━━ The records ━━
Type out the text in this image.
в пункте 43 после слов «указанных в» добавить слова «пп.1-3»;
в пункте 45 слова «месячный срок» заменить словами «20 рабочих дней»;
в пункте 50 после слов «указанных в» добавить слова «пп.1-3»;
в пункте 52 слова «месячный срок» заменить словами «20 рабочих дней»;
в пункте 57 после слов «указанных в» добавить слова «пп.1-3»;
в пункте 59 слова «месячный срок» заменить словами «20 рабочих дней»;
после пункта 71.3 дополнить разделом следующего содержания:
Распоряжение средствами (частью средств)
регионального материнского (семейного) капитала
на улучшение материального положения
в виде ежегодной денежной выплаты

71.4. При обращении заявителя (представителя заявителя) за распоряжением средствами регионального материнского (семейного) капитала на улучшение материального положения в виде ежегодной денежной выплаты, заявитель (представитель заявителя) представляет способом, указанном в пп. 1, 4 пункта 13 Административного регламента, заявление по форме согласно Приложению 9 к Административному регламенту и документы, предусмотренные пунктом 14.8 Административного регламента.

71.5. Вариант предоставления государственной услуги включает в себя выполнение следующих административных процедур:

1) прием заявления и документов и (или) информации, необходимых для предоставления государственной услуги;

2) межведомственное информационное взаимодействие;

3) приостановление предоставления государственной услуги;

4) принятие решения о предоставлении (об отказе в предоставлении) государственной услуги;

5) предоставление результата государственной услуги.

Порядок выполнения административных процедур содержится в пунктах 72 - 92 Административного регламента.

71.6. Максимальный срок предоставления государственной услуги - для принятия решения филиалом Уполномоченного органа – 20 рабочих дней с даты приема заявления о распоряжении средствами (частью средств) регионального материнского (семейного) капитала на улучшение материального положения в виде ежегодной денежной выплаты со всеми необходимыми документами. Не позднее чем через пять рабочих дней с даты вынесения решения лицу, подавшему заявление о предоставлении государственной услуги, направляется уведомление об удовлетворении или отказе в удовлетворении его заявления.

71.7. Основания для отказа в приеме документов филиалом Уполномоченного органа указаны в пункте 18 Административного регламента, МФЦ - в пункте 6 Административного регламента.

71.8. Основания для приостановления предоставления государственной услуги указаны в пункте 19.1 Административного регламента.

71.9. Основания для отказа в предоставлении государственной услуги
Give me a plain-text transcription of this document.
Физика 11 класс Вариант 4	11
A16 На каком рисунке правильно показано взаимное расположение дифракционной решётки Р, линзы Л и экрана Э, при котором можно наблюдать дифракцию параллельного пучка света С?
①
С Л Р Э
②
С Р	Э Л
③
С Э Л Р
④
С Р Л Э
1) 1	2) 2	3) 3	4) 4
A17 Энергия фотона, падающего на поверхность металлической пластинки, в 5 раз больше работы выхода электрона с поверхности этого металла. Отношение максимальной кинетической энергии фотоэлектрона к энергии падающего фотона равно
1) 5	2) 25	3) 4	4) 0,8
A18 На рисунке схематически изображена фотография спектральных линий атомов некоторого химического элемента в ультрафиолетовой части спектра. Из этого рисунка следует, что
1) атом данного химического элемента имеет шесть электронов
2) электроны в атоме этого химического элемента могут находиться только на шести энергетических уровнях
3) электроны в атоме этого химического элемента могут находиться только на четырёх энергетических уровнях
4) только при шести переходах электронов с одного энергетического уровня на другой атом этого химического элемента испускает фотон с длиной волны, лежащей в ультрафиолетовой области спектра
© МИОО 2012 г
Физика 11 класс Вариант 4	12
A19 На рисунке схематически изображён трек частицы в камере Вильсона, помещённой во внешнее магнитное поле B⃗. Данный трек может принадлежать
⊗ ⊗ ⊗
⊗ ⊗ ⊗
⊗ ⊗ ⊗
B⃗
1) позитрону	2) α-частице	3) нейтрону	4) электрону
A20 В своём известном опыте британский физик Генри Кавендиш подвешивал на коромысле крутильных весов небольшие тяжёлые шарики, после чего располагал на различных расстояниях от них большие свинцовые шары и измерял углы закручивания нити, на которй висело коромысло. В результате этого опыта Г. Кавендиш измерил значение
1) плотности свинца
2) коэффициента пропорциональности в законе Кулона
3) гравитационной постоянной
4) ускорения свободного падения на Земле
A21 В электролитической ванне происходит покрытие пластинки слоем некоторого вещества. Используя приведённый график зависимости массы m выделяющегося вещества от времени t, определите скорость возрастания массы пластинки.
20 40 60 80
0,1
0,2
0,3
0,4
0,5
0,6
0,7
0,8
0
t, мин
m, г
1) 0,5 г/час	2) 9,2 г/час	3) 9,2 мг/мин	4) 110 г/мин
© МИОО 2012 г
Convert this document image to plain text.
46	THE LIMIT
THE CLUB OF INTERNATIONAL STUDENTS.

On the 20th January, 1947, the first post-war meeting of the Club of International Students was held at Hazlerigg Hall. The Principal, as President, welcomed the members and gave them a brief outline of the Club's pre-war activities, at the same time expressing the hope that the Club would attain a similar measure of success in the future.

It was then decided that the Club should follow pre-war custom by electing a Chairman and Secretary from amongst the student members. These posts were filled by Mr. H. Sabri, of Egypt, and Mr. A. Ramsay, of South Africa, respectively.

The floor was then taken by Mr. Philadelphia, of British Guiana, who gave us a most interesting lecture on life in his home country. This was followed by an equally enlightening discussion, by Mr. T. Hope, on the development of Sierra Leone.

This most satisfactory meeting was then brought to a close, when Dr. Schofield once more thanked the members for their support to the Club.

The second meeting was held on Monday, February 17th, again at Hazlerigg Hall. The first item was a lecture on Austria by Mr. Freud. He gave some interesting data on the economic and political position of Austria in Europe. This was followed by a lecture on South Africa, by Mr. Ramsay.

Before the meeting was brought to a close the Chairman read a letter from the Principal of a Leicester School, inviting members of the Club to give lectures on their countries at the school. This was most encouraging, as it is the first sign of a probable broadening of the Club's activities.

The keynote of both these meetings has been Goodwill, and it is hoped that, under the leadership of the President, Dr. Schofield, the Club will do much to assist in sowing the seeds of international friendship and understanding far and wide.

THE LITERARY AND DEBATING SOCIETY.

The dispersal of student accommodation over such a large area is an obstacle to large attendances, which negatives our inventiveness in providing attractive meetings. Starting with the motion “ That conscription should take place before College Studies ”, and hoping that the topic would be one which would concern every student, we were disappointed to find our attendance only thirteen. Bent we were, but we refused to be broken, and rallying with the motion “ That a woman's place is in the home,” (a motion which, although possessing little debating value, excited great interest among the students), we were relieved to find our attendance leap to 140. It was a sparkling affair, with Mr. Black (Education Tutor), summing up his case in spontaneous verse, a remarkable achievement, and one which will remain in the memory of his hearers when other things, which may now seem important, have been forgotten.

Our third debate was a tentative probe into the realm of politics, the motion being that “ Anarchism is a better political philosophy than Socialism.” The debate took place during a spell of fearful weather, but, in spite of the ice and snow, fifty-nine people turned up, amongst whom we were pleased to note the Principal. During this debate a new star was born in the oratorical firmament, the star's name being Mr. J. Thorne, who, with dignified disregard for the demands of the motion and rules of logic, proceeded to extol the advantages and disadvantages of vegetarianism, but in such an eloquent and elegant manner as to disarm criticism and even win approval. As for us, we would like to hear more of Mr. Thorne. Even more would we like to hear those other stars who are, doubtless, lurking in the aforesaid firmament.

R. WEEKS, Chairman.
━━━
> The problem: Search the records for the word "находиться" and copy every line where it occurs.

> Task result:
2) электроны в атоме этого химического элемента могут находиться только на шести энергетических уровнях
3) электроны в атоме этого химического элемента могут находиться только на четырёх энергетических уровнях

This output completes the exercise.